__Exercise brief__
Without the pictures, output the records below word for word.

## begin Records for this exercise

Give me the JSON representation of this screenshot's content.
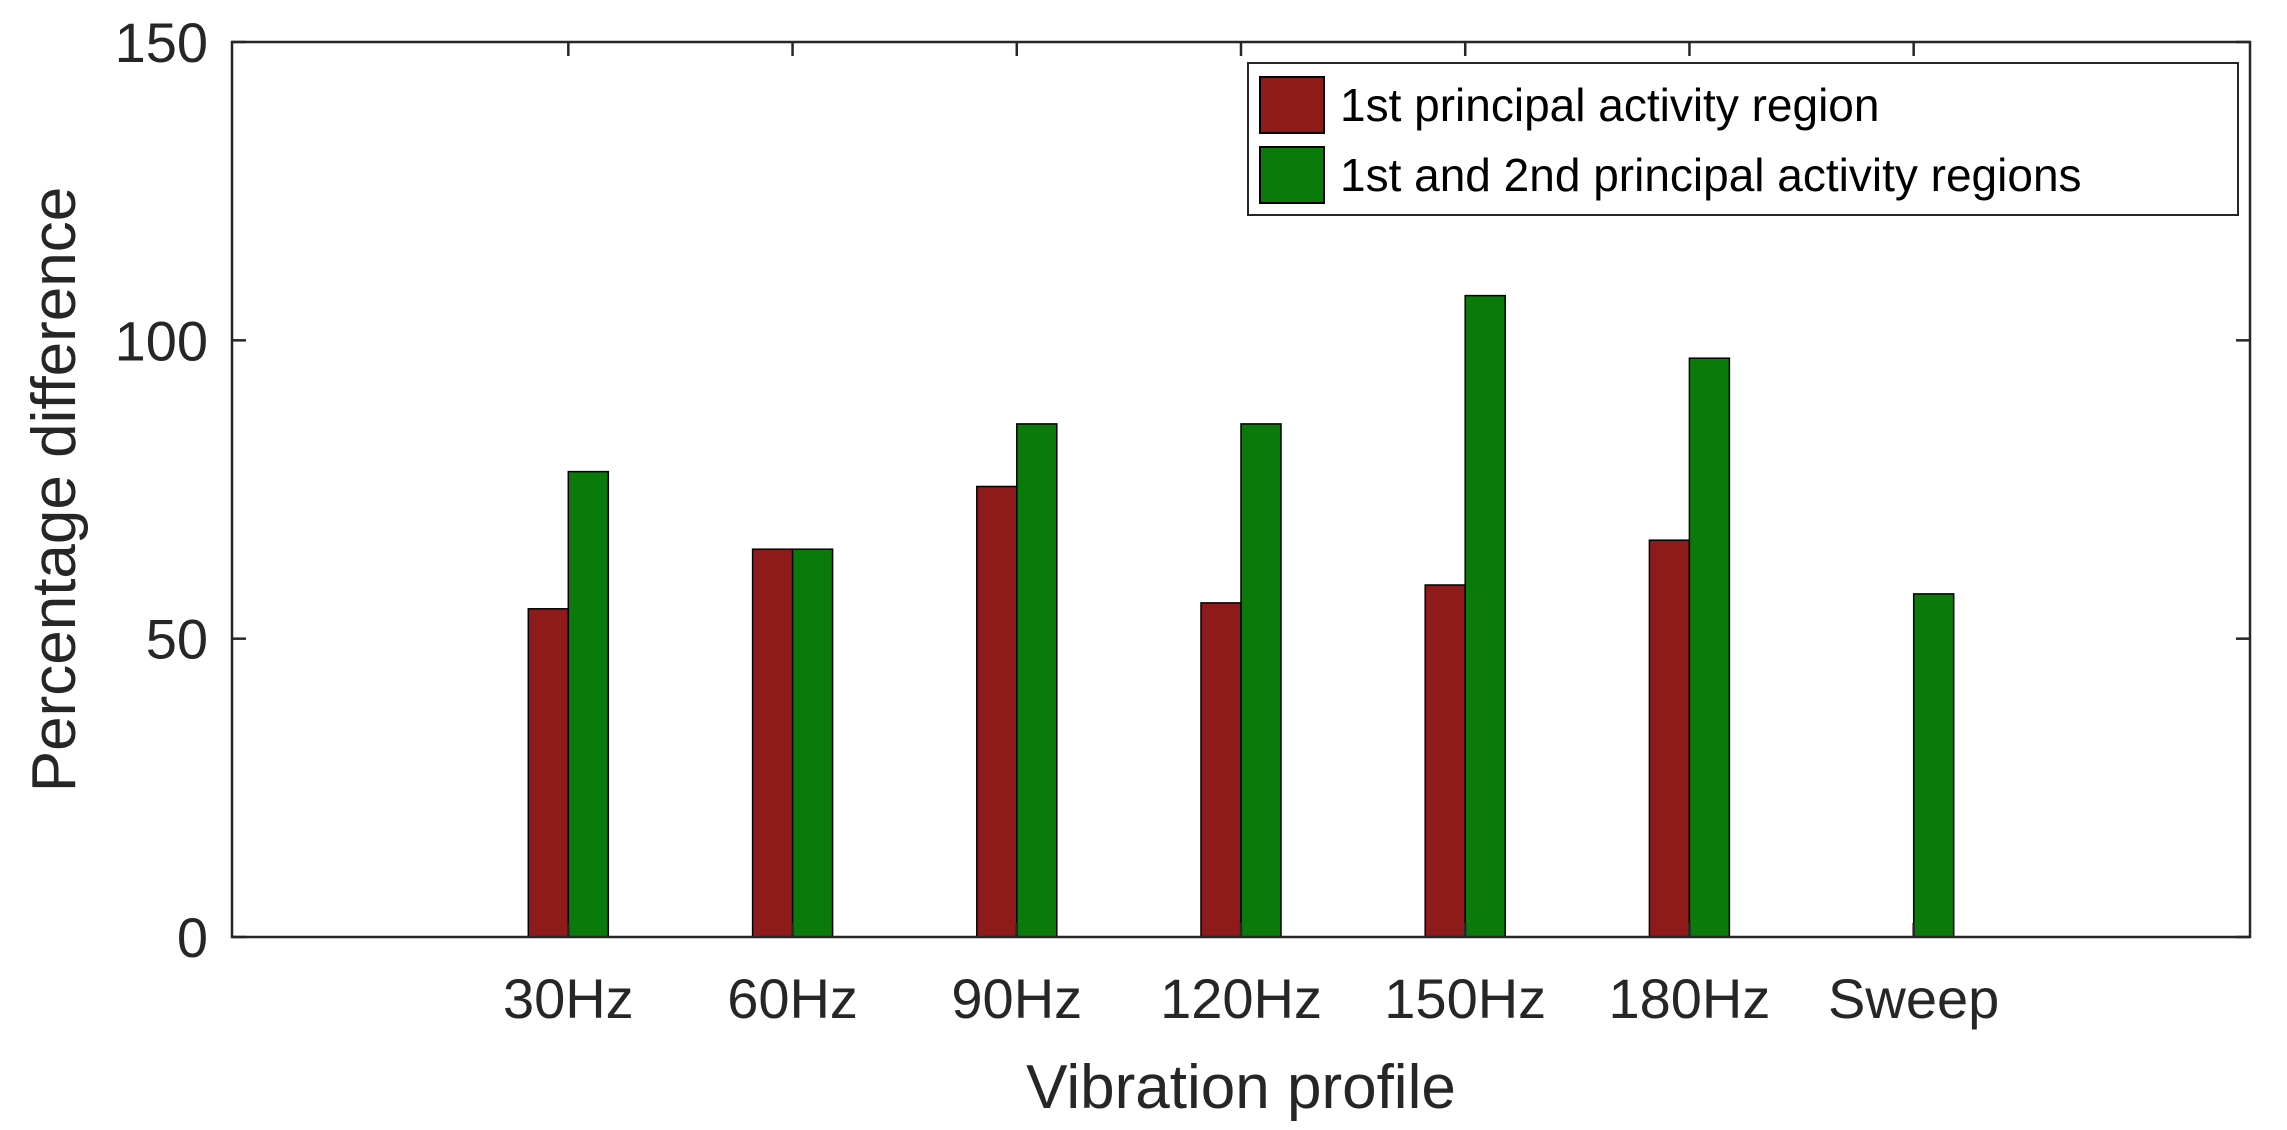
{
  "chart_data": {
    "type": "bar",
    "title": "",
    "xlabel": "Vibration profile",
    "ylabel": "Percentage difference",
    "categories": [
      "30Hz",
      "60Hz",
      "90Hz",
      "120Hz",
      "150Hz",
      "180Hz",
      "Sweep"
    ],
    "ylim": [
      0,
      150
    ],
    "yticks": [
      0,
      50,
      100,
      150
    ],
    "grid": false,
    "legend_position": "top-right",
    "series": [
      {
        "name": "1st principal activity region",
        "color": "#8f1a1a",
        "values": [
          55,
          65,
          75.5,
          56,
          59,
          66.5,
          null
        ]
      },
      {
        "name": "1st and 2nd principal activity regions",
        "color": "#0a7a0a",
        "values": [
          78,
          65,
          86,
          86,
          107.5,
          97,
          57.5
        ]
      }
    ]
  }
}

## end Records for this exercise

__Expected answer__
Give me the JSON representation of this screenshot's content.
{
  "chart_data": {
    "type": "bar",
    "title": "",
    "xlabel": "Vibration profile",
    "ylabel": "Percentage difference",
    "categories": [
      "30Hz",
      "60Hz",
      "90Hz",
      "120Hz",
      "150Hz",
      "180Hz",
      "Sweep"
    ],
    "ylim": [
      0,
      150
    ],
    "yticks": [
      0,
      50,
      100,
      150
    ],
    "grid": false,
    "legend_position": "top-right",
    "series": [
      {
        "name": "1st principal activity region",
        "color": "#8f1a1a",
        "values": [
          55,
          65,
          75.5,
          56,
          59,
          66.5,
          null
        ]
      },
      {
        "name": "1st and 2nd principal activity regions",
        "color": "#0a7a0a",
        "values": [
          78,
          65,
          86,
          86,
          107.5,
          97,
          57.5
        ]
      }
    ]
  }
}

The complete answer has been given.